Metin -
══════════════════════════════

A1 İNGİLİZCE KELİMELER SERİSİ (3)

WORD- SPEAKİNG-MEANİNG-EXAMPLE

KELİME-OKUNUŞU,ANLAMI-ÖRNEK


1- NARROW (NEROV) DAR, DARALTMAK, SINIRLI

/I don't think I am narrow minded: Dar görüşlü olduğumu düşünmüyorum
+think: düşünmek
+I don't think: düşünmüyorum, sanmıyorum

/The street is too narrow for trucks: Cadde kamyonlar için çok dar
+street: cadde
+trucks: kamyonlar
+too: çok
+for: için



2- DİSH (DİŞH) BULAŞIK,YEMEK,TABAK

/Wash dishes: Bulaşıkları yıkamak
+wash: yıkamak


3- VERY (VERI) ÇOK,TAM

/Her family is very large: Onun ailesi çok büyük
+her: onun (kadınlar için)
+family: aile
+large: büyük

/very humid: çok nemli
+humid: nemli


4- HOPE (HOUP) UMUT, UMMAK, ÜMİT ETMEK

/abandon hope: umudunu kaybetmek/yitirmek
+abandon: terketmek, yitirmek

/I hope you received the flowers I sent yesterday: Dün gönderdiğim çiçekleri aldığını umuyorum.

══════════════════════════════

Görev maddesi - A1 düzeyi İngilizce kelimeler listesini kaldığı yerden, aynı düzenle sürdürün. Bu veriler, yukarıdaki metinle ilgili görevde hiçbir rol oynamaz.

Çıkarılan bilgiler -

══════════════════════════════

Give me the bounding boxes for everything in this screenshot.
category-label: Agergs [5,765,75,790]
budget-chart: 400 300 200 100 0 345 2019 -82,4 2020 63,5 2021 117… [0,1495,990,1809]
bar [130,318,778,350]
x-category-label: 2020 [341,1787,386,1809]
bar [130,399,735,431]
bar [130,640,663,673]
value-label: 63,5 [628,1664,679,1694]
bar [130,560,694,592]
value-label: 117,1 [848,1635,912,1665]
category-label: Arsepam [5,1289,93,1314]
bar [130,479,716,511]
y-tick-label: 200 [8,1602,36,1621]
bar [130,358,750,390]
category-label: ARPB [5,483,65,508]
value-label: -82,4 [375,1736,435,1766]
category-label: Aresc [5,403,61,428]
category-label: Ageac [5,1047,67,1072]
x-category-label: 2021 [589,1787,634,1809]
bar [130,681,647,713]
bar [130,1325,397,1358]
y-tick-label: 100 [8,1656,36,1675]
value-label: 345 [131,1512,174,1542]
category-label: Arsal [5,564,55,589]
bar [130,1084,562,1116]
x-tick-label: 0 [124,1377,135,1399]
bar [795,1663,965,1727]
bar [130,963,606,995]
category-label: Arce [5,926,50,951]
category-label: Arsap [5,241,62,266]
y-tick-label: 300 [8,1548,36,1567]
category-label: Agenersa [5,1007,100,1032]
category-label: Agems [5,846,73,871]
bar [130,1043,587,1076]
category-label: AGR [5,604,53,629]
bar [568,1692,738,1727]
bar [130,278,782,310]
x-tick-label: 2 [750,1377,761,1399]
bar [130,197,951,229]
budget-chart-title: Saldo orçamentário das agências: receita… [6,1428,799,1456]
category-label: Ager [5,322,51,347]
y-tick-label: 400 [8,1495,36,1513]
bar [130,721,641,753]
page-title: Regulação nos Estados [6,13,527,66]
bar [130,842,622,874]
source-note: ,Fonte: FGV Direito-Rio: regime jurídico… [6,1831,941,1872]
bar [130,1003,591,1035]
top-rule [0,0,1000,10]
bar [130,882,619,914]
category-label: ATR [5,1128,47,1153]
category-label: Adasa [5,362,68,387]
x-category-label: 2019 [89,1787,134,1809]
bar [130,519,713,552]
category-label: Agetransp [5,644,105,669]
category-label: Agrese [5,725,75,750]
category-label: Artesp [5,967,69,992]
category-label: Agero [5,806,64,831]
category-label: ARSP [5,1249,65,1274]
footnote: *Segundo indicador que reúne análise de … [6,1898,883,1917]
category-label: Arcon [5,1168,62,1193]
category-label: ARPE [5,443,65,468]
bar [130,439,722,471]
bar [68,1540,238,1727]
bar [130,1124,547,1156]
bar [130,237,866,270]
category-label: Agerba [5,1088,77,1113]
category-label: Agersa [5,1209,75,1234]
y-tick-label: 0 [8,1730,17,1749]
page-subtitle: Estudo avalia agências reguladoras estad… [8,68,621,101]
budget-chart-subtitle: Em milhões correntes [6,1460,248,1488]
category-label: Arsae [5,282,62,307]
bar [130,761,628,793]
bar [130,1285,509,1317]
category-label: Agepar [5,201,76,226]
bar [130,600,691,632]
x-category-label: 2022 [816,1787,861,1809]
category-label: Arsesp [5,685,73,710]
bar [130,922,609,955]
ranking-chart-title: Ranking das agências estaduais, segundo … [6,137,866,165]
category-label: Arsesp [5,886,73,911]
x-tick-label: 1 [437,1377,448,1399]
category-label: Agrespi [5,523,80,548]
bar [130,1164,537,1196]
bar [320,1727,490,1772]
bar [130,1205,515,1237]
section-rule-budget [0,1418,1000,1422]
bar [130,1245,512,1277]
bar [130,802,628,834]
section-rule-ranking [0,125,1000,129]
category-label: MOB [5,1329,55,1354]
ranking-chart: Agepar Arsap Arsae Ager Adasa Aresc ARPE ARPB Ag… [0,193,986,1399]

══════════════════════════════

Görev sonucu -
+I: ben
+received: : alınmış, teslim alınmış
+flowers: çiçekler
+sent: gönderilen
+yesterday: dün


5- BEGİN (BIGİN) BAŞLAMAK, BAŞLATMAK, KOYULMAK

/begin lessons: Derslere başlamak
+lessons: Dersler

/where should we begin: Nereden başlamalıyız
+where: nerede, nereden
+should: meli, malı
+we: biz


6- OLD (OLD) YAŞLI, ESKİ

/old man: yaşlı adam
+man: adam


7- COOL (KUUL) SERİN, SOĞUK, SOĞUTMAK

/cool weather: soğuk/serin hava


8- SON (SAN) OĞUL, ERKEK EVLAT

/first son: ilk oğul

9- FEET (FİIT) : AYAKLAR


10- WİNDY (WİNDİ) : RÜZGARLI
+wind : rüzgar

/I don't like windy days: Ben rüzgarlı günleri sevmiyorum
+I don't like: sevmiyorum, hoşlanmıyorum, beğenmiyorum
+day: gün
+days: günler

11- LADY (LAİDİ) HANIMEFENDİ, HANIM,LEYDİ
/young layd: Genç bayan
+young: genç

/Muhterem is a sophisticated lady: Muhterem sofistike bir hanımefendidir. (Muhterem ismi bayan)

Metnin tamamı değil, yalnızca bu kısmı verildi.